-- What this task involves --
Show each line from the listing that includes the word "validated".

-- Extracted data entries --
** start **
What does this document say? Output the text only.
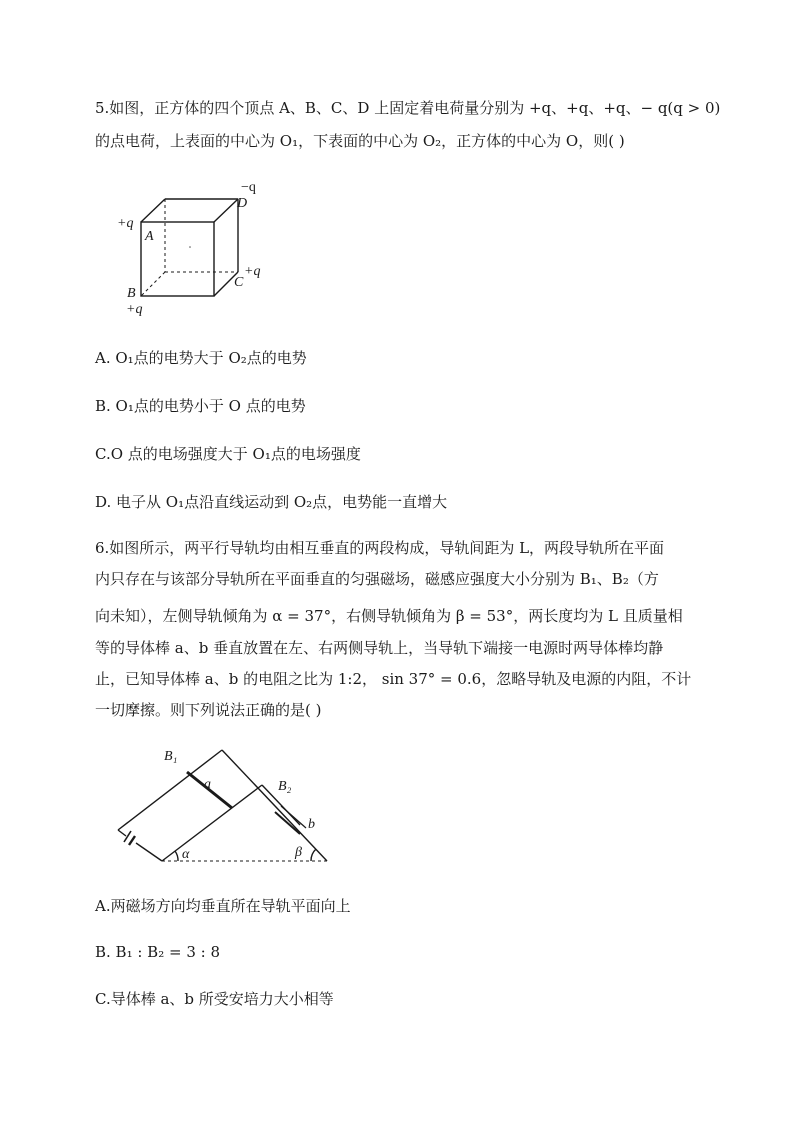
5.如图，正方体的四个顶点 A、B、C、D 上固定着电荷量分别为 +q、+q、+q、− q(q > 0)
的点电荷，上表面的中心为 O₁，下表面的中心为 O₂，正方体的中心为 O，则( )
−q
D
+q
A
C
+q
B
+q
B₁
a	B₂
b
α	β
A. O₁点的电势大于 O₂点的电势
B. O₁点的电势小于 O 点的电势
C.O 点的电场强度大于 O₁点的电场强度
D. 电子从 O₁点沿直线运动到 O₂点，电势能一直增大
6.如图所示，两平行导轨均由相互垂直的两段构成，导轨间距为 L，两段导轨所在平面
内只存在与该部分导轨所在平面垂直的匀强磁场，磁感应强度大小分别为 B₁、B₂（方
向未知），左侧导轨倾角为 α = 37°，右侧导轨倾角为 β = 53°，两长度均为 L 且质量相
等的导体棒 a、b 垂直放置在左、右两侧导轨上，当导轨下端接一电源时两导体棒均静
止，已知导体棒 a、b 的电阻之比为 1:2， sin 37° = 0.6，忽略导轨及电源的内阻，不计
一切摩擦。则下列说法正确的是( )
A.两磁场方向均垂直所在导轨平面向上
B. B₁ : B₂ = 3 : 8
C.导体棒 a、b 所受安培力大小相等
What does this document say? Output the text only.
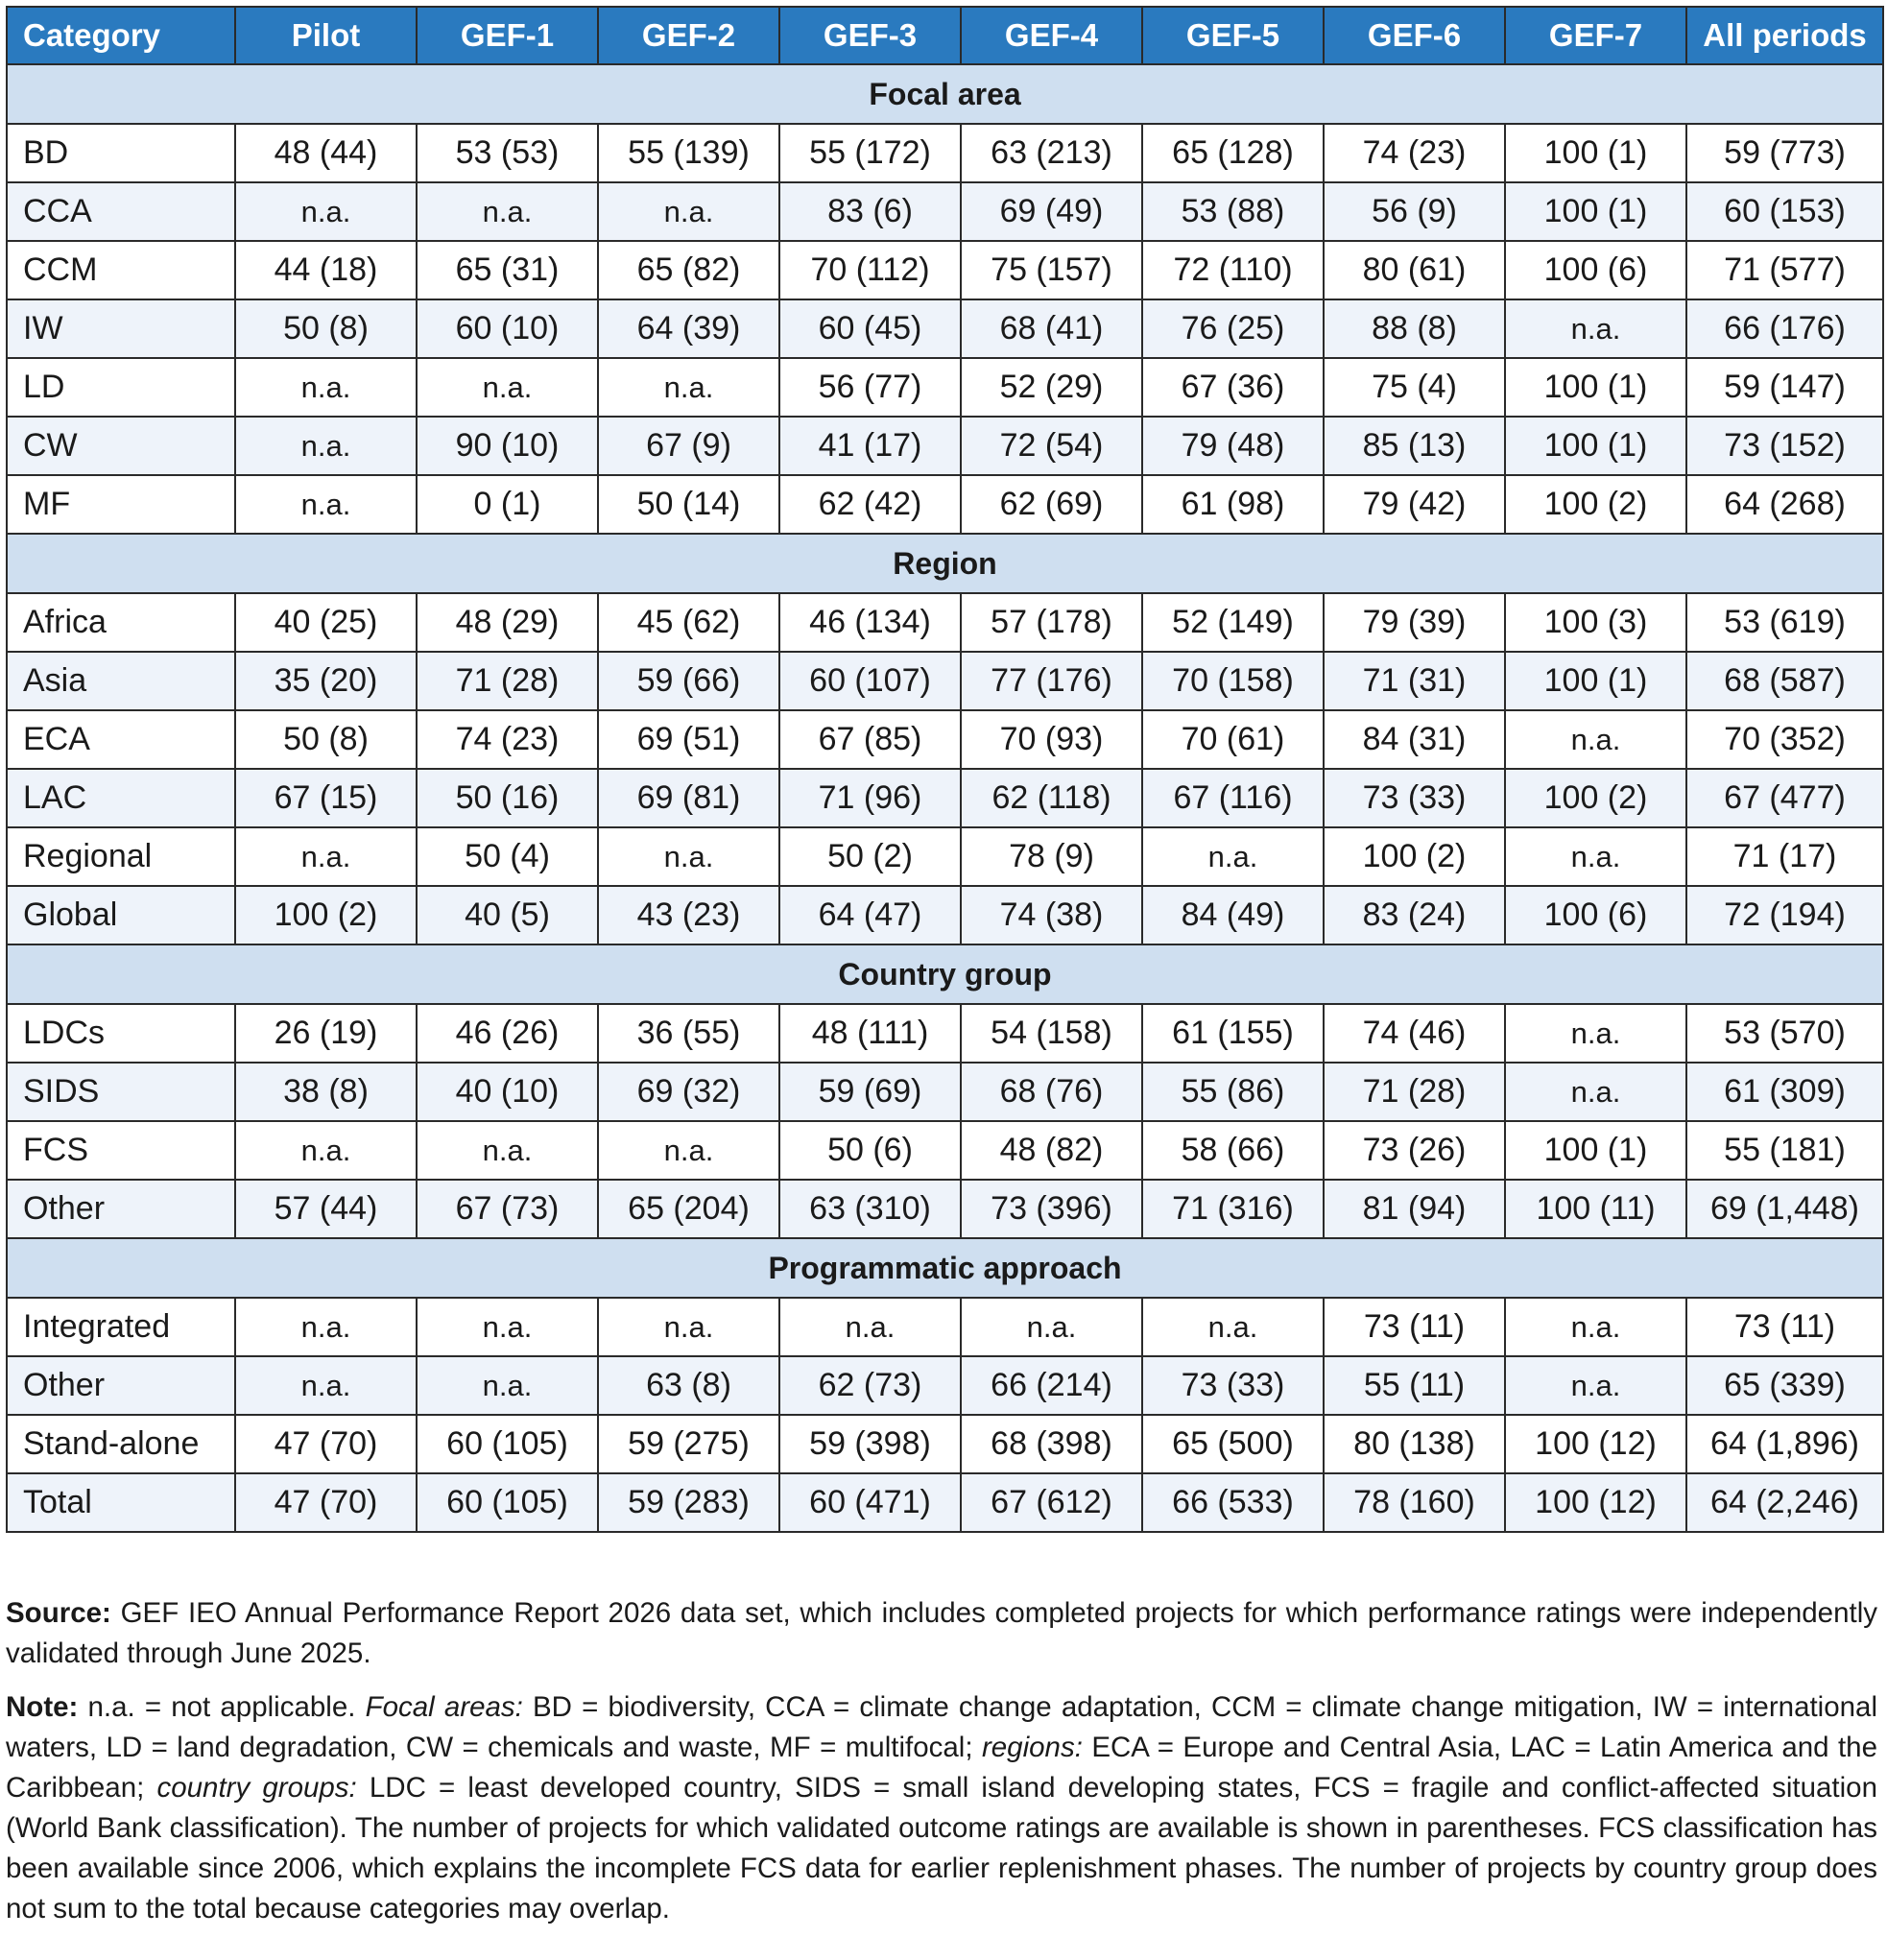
Category	Pilot	GEF-1	GEF-2	GEF-3	GEF-4	GEF-5	GEF-6	GEF-7	All periods
Focal area									
BD	48 (44)	53 (53)	55 (139)	55 (172)	63 (213)	65 (128)	74 (23)	100 (1)	59 (773)
CCA	n.a.	n.a.	n.a.	83 (6)	69 (49)	53 (88)	56 (9)	100 (1)	60 (153)
CCM	44 (18)	65 (31)	65 (82)	70 (112)	75 (157)	72 (110)	80 (61)	100 (6)	71 (577)
IW	50 (8)	60 (10)	64 (39)	60 (45)	68 (41)	76 (25)	88 (8)	n.a.	66 (176)
LD	n.a.	n.a.	n.a.	56 (77)	52 (29)	67 (36)	75 (4)	100 (1)	59 (147)
CW	n.a.	90 (10)	67 (9)	41 (17)	72 (54)	79 (48)	85 (13)	100 (1)	73 (152)
MF	n.a.	0 (1)	50 (14)	62 (42)	62 (69)	61 (98)	79 (42)	100 (2)	64 (268)
Region									
Africa	40 (25)	48 (29)	45 (62)	46 (134)	57 (178)	52 (149)	79 (39)	100 (3)	53 (619)
Asia	35 (20)	71 (28)	59 (66)	60 (107)	77 (176)	70 (158)	71 (31)	100 (1)	68 (587)
ECA	50 (8)	74 (23)	69 (51)	67 (85)	70 (93)	70 (61)	84 (31)	n.a.	70 (352)
LAC	67 (15)	50 (16)	69 (81)	71 (96)	62 (118)	67 (116)	73 (33)	100 (2)	67 (477)
Regional	n.a.	50 (4)	n.a.	50 (2)	78 (9)	n.a.	100 (2)	n.a.	71 (17)
Global	100 (2)	40 (5)	43 (23)	64 (47)	74 (38)	84 (49)	83 (24)	100 (6)	72 (194)
Country group									
LDCs	26 (19)	46 (26)	36 (55)	48 (111)	54 (158)	61 (155)	74 (46)	n.a.	53 (570)
SIDS	38 (8)	40 (10)	69 (32)	59 (69)	68 (76)	55 (86)	71 (28)	n.a.	61 (309)
FCS	n.a.	n.a.	n.a.	50 (6)	48 (82)	58 (66)	73 (26)	100 (1)	55 (181)
Other	57 (44)	67 (73)	65 (204)	63 (310)	73 (396)	71 (316)	81 (94)	100 (11)	69 (1,448)
Programmatic approach									
Integrated	n.a.	n.a.	n.a.	n.a.	n.a.	n.a.	73 (11)	n.a.	73 (11)
Other	n.a.	n.a.	63 (8)	62 (73)	66 (214)	73 (33)	55 (11)	n.a.	65 (339)
Stand-alone	47 (70)	60 (105)	59 (275)	59 (398)	68 (398)	65 (500)	80 (138)	100 (12)	64 (1,896)
Total	47 (70)	60 (105)	59 (283)	60 (471)	67 (612)	66 (533)	78 (160)	100 (12)	64 (2,246)

Source: GEF IEO Annual Performance Report 2026 data set, which includes completed projects for which performance ratings were independently validated through June 2025.

Note: n.a. = not applicable. Focal areas: BD = biodiversity, CCA = climate change adaptation, CCM = climate change mitigation, IW = international waters, LD = land degradation, CW = chemicals and waste, MF = multifocal; regions: ECA = Europe and Central Asia, LAC = Latin America and the Caribbean; country groups: LDC = least developed country, SIDS = small island developing states, FCS = fragile and conflict-affected situation (World Bank classification). The number of projects for which validated outcome ratings are available is shown in parentheses. FCS classification has been available since 2006, which explains the incomplete FCS data for earlier replenishment phases. The number of projects by country group does not sum to the total because categories may overlap.
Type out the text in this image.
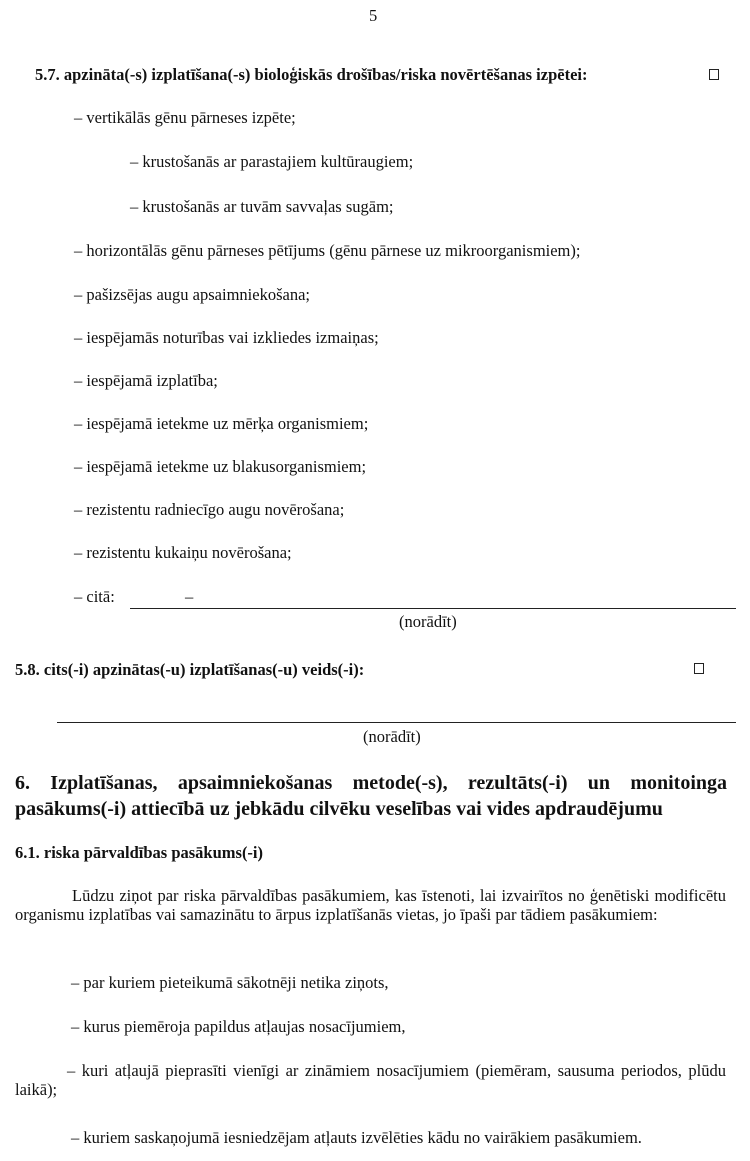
5
5.7. apzināta(-s) izplatīšana(-s) bioloģiskās drošības/riska novērtēšanas izpētei:
– vertikālās gēnu pārneses izpēte;
– krustošanās ar parastajiem kultūraugiem;
– krustošanās ar tuvām savvaļas sugām;
– horizontālās gēnu pārneses pētījums (gēnu pārnese uz mikroorganismiem);
– pašizsējas augu apsaimniekošana;
– iespējamās noturības vai izkliedes izmaiņas;
– iespējamā izplatība;
– iespējamā ietekme uz mērķa organismiem;
– iespējamā ietekme uz blakusorganismiem;
– rezistentu radniecīgo augu novērošana;
– rezistentu kukaiņu novērošana;
– citā:	–
(norādīt)
5.8. cits(-i) apzinātas(-u) izplatīšanas(-u) veids(-i):
(norādīt)
6. Izplatīšanas, apsaimniekošanas metode(-s), rezultāts(-i) un monitoinga pasākums(-i) attiecībā uz jebkādu cilvēku veselības vai vides apdraudējumu
6.1. riska pārvaldības pasākums(-i)
Lūdzu ziņot par riska pārvaldības pasākumiem, kas īstenoti, lai izvairītos no ģenētiski modificētu organismu izplatības vai samazinātu to ārpus izplatīšanās vietas, jo īpaši par tādiem pasākumiem:
– par kuriem pieteikumā sākotnēji netika ziņots,
– kurus piemēroja papildus atļaujas nosacījumiem,
– kuri atļaujā pieprasīti vienīgi ar zināmiem nosacījumiem (piemēram, sausuma periodos, plūdu laikā);
– kuriem saskaņojumā iesniedzējam atļauts izvēlēties kādu no vairākiem pasākumiem.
** end **
-- Complete output --
Source: GEF IEO Annual Performance Report 2026 data set, which includes completed projects for which performance ratings were independently validated through June 2025.
Note: n.a. = not applicable. Focal areas: BD = biodiversity, CCA = climate change adaptation, CCM = climate change mitigation, IW = international waters, LD = land degradation, CW = chemicals and waste, MF = multifocal; regions: ECA = Europe and Central Asia, LAC = Latin America and the Caribbean; country groups: LDC = least developed country, SIDS = small island developing states, FCS = fragile and conflict-affected situation (World Bank classification). The number of projects for which validated outcome ratings are available is shown in parentheses. FCS classification has been available since 2006, which explains the incomplete FCS data for earlier replenishment phases. The number of projects by country group does not sum to the total because categories may overlap.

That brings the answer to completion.